Make an exact copy of the records, with the images left out.
++++ Working data
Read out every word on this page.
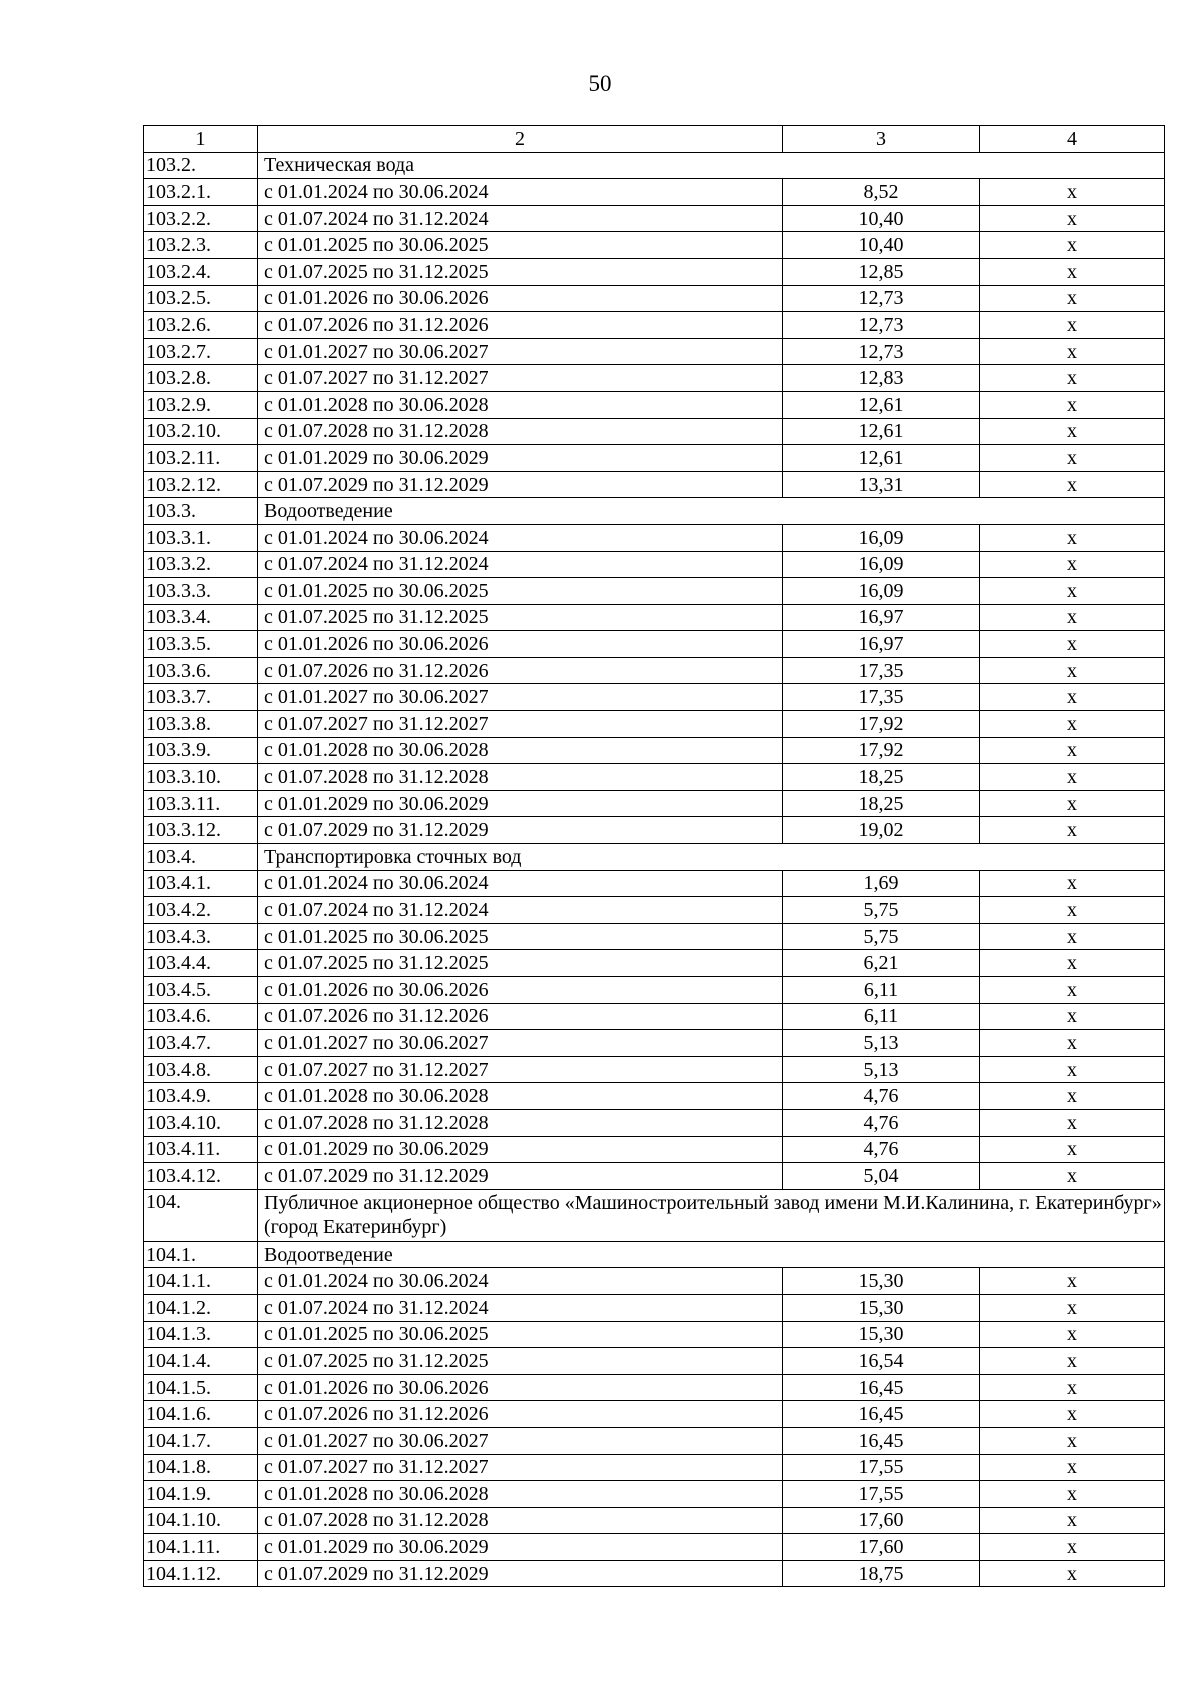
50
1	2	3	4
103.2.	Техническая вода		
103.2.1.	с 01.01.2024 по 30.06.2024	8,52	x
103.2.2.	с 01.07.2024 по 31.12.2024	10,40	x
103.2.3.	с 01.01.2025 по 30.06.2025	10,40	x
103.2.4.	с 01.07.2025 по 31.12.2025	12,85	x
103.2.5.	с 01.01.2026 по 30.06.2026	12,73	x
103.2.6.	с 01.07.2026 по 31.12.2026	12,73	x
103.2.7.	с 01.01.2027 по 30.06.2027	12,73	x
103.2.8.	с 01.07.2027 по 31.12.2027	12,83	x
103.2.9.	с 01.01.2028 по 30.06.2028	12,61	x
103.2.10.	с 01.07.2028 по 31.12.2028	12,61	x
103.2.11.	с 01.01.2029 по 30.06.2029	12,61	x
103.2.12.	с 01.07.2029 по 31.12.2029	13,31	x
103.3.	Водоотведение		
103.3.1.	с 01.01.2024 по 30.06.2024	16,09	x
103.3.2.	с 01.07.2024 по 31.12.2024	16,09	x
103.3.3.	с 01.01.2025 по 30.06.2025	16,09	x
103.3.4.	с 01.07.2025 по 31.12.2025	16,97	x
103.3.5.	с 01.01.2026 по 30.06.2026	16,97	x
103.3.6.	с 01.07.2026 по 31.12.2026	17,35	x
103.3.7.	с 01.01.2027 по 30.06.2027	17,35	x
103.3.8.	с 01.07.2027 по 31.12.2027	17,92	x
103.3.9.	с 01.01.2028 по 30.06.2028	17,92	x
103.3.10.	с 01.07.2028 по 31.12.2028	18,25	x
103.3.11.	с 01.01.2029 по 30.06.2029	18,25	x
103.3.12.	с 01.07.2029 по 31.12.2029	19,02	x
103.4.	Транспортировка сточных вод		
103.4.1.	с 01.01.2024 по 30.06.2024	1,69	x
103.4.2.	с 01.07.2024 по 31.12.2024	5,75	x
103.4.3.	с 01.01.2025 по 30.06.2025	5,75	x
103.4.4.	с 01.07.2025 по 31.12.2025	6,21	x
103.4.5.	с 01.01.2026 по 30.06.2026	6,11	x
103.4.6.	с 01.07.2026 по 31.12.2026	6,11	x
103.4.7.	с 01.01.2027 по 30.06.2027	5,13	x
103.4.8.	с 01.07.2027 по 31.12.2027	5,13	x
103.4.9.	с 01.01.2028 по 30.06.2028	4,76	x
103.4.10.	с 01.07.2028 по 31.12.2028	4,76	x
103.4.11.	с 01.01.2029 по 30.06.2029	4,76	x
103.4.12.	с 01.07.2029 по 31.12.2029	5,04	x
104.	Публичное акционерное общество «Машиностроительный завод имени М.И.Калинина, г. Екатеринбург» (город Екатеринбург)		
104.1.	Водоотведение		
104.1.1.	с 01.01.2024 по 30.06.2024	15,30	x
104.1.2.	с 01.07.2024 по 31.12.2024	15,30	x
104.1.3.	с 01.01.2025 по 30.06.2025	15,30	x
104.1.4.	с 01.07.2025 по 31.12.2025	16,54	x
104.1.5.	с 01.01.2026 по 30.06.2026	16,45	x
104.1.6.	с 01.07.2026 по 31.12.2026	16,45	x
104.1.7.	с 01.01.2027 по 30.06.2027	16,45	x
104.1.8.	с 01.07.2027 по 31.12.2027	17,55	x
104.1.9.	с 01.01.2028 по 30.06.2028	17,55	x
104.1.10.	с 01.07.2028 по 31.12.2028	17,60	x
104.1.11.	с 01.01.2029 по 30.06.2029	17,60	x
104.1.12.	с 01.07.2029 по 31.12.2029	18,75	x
++++++++
_Solution to the exercise_.
Read out every word on this page.
50
1	2	3	4
103.2.	Техническая вода		
103.2.1.	с 01.01.2024 по 30.06.2024	8,52	x
103.2.2.	с 01.07.2024 по 31.12.2024	10,40	x
103.2.3.	с 01.01.2025 по 30.06.2025	10,40	x
103.2.4.	с 01.07.2025 по 31.12.2025	12,85	x
103.2.5.	с 01.01.2026 по 30.06.2026	12,73	x
103.2.6.	с 01.07.2026 по 31.12.2026	12,73	x
103.2.7.	с 01.01.2027 по 30.06.2027	12,73	x
103.2.8.	с 01.07.2027 по 31.12.2027	12,83	x
103.2.9.	с 01.01.2028 по 30.06.2028	12,61	x
103.2.10.	с 01.07.2028 по 31.12.2028	12,61	x
103.2.11.	с 01.01.2029 по 30.06.2029	12,61	x
103.2.12.	с 01.07.2029 по 31.12.2029	13,31	x
103.3.	Водоотведение		
103.3.1.	с 01.01.2024 по 30.06.2024	16,09	x
103.3.2.	с 01.07.2024 по 31.12.2024	16,09	x
103.3.3.	с 01.01.2025 по 30.06.2025	16,09	x
103.3.4.	с 01.07.2025 по 31.12.2025	16,97	x
103.3.5.	с 01.01.2026 по 30.06.2026	16,97	x
103.3.6.	с 01.07.2026 по 31.12.2026	17,35	x
103.3.7.	с 01.01.2027 по 30.06.2027	17,35	x
103.3.8.	с 01.07.2027 по 31.12.2027	17,92	x
103.3.9.	с 01.01.2028 по 30.06.2028	17,92	x
103.3.10.	с 01.07.2028 по 31.12.2028	18,25	x
103.3.11.	с 01.01.2029 по 30.06.2029	18,25	x
103.3.12.	с 01.07.2029 по 31.12.2029	19,02	x
103.4.	Транспортировка сточных вод		
103.4.1.	с 01.01.2024 по 30.06.2024	1,69	x
103.4.2.	с 01.07.2024 по 31.12.2024	5,75	x
103.4.3.	с 01.01.2025 по 30.06.2025	5,75	x
103.4.4.	с 01.07.2025 по 31.12.2025	6,21	x
103.4.5.	с 01.01.2026 по 30.06.2026	6,11	x
103.4.6.	с 01.07.2026 по 31.12.2026	6,11	x
103.4.7.	с 01.01.2027 по 30.06.2027	5,13	x
103.4.8.	с 01.07.2027 по 31.12.2027	5,13	x
103.4.9.	с 01.01.2028 по 30.06.2028	4,76	x
103.4.10.	с 01.07.2028 по 31.12.2028	4,76	x
103.4.11.	с 01.01.2029 по 30.06.2029	4,76	x
103.4.12.	с 01.07.2029 по 31.12.2029	5,04	x
104.	Публичное акционерное общество «Машиностроительный завод имени М.И.Калинина, г. Екатеринбург» (город Екатеринбург)		
104.1.	Водоотведение		
104.1.1.	с 01.01.2024 по 30.06.2024	15,30	x
104.1.2.	с 01.07.2024 по 31.12.2024	15,30	x
104.1.3.	с 01.01.2025 по 30.06.2025	15,30	x
104.1.4.	с 01.07.2025 по 31.12.2025	16,54	x
104.1.5.	с 01.01.2026 по 30.06.2026	16,45	x
104.1.6.	с 01.07.2026 по 31.12.2026	16,45	x
104.1.7.	с 01.01.2027 по 30.06.2027	16,45	x
104.1.8.	с 01.07.2027 по 31.12.2027	17,55	x
104.1.9.	с 01.01.2028 по 30.06.2028	17,55	x
104.1.10.	с 01.07.2028 по 31.12.2028	17,60	x
104.1.11.	с 01.01.2029 по 30.06.2029	17,60	x
104.1.12.	с 01.07.2029 по 31.12.2029	18,75	x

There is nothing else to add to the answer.